Task instructions
Repeat every record below exactly, omitting any pictures.

Records for the exercise
::::
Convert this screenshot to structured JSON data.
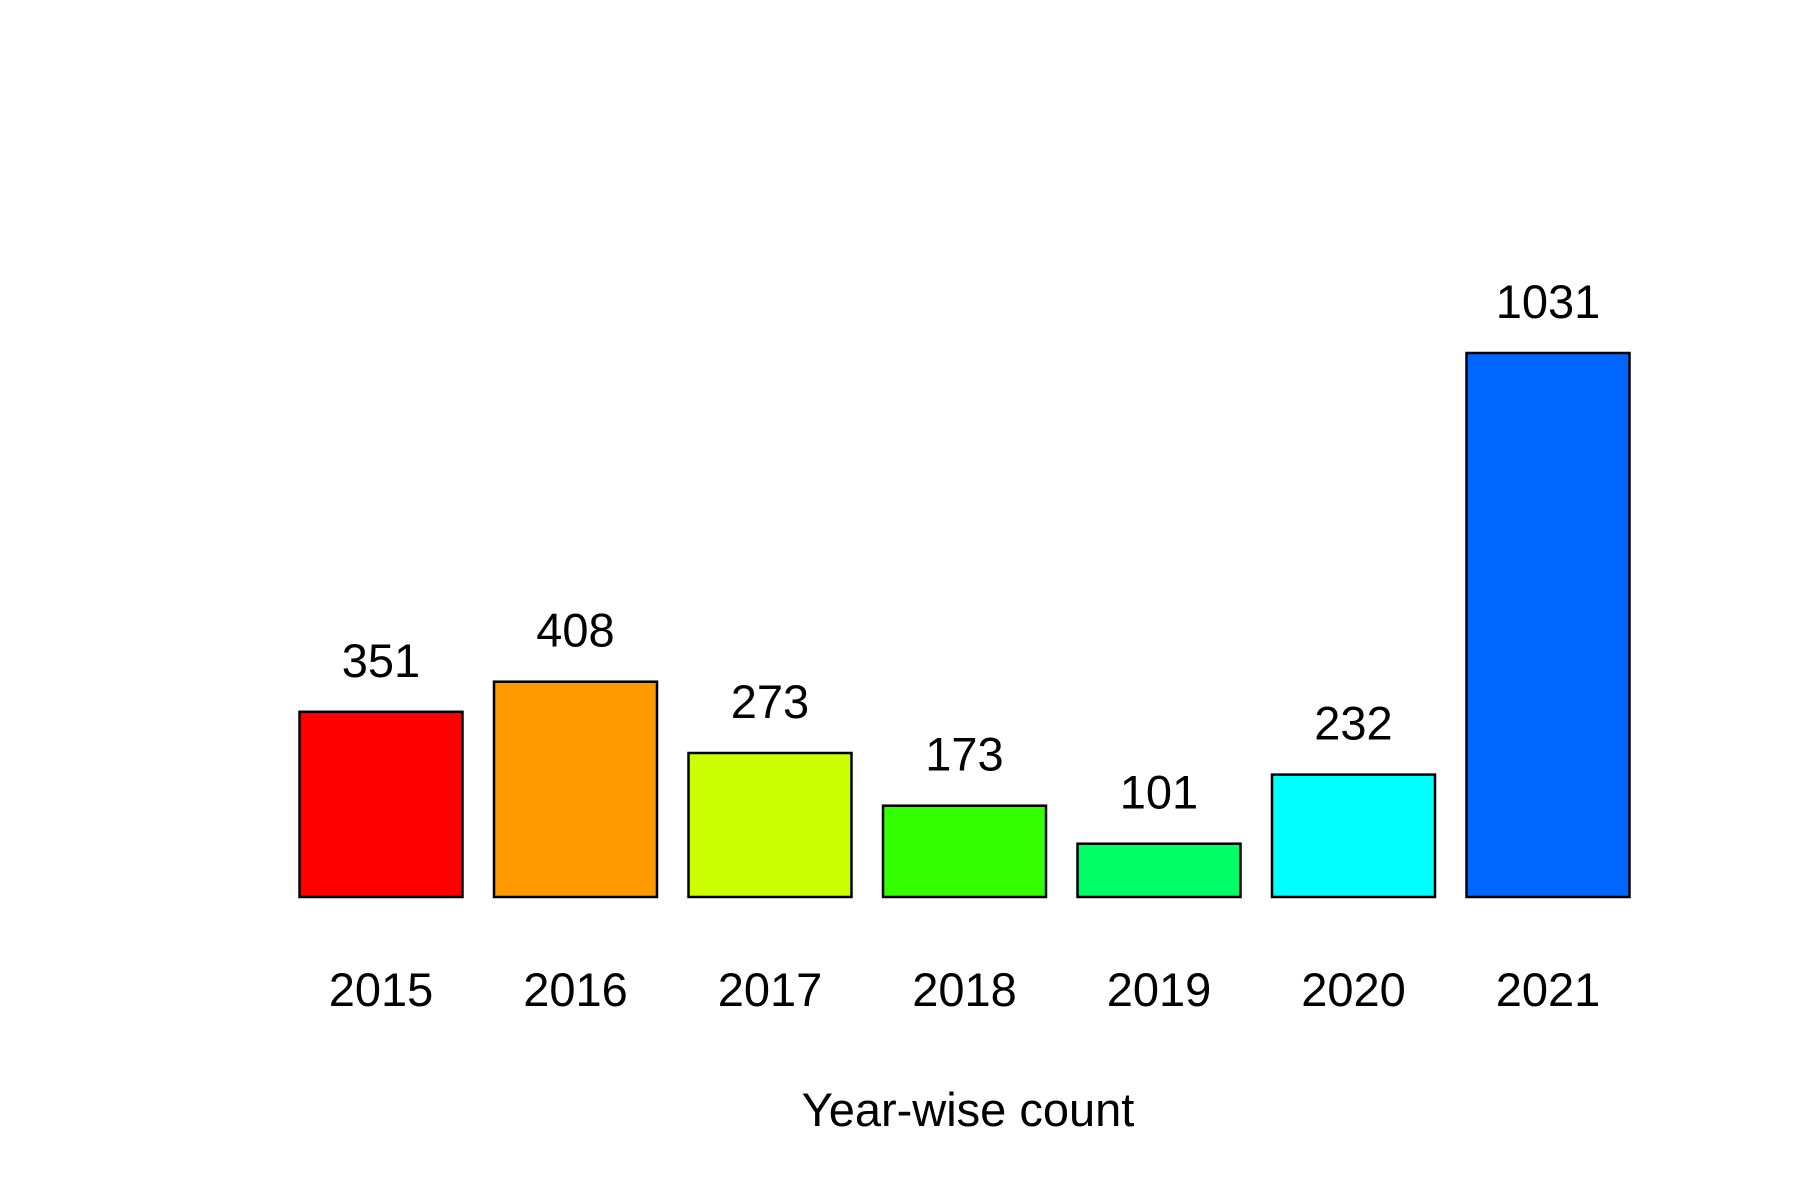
{
  "chart_data": {
    "type": "bar",
    "categories": [
      "2015",
      "2016",
      "2017",
      "2018",
      "2019",
      "2020",
      "2021"
    ],
    "values": [
      351,
      408,
      273,
      173,
      101,
      232,
      1031
    ],
    "data_labels": [
      "351",
      "408",
      "273",
      "173",
      "101",
      "232",
      "1031"
    ],
    "colors": [
      "#FF0000",
      "#FF9900",
      "#CCFF00",
      "#33FF00",
      "#00FF66",
      "#00FFFF",
      "#0066FF"
    ],
    "bar_outline_color": "#000000",
    "title": "",
    "xlabel": "Year-wise count",
    "ylabel": "",
    "ylim": [
      0,
      1031
    ],
    "grid": false,
    "legend": "none",
    "y_axis_visible": false
  }
}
::::
Result of this exercise
Convert this screenshot to structured JSON data.
{
  "chart_data": {
    "type": "bar",
    "categories": [
      "2015",
      "2016",
      "2017",
      "2018",
      "2019",
      "2020",
      "2021"
    ],
    "values": [
      351,
      408,
      273,
      173,
      101,
      232,
      1031
    ],
    "data_labels": [
      "351",
      "408",
      "273",
      "173",
      "101",
      "232",
      "1031"
    ],
    "colors": [
      "#FF0000",
      "#FF9900",
      "#CCFF00",
      "#33FF00",
      "#00FF66",
      "#00FFFF",
      "#0066FF"
    ],
    "bar_outline_color": "#000000",
    "title": "",
    "xlabel": "Year-wise count",
    "ylabel": "",
    "ylim": [
      0,
      1031
    ],
    "grid": false,
    "legend": "none",
    "y_axis_visible": false
  }
}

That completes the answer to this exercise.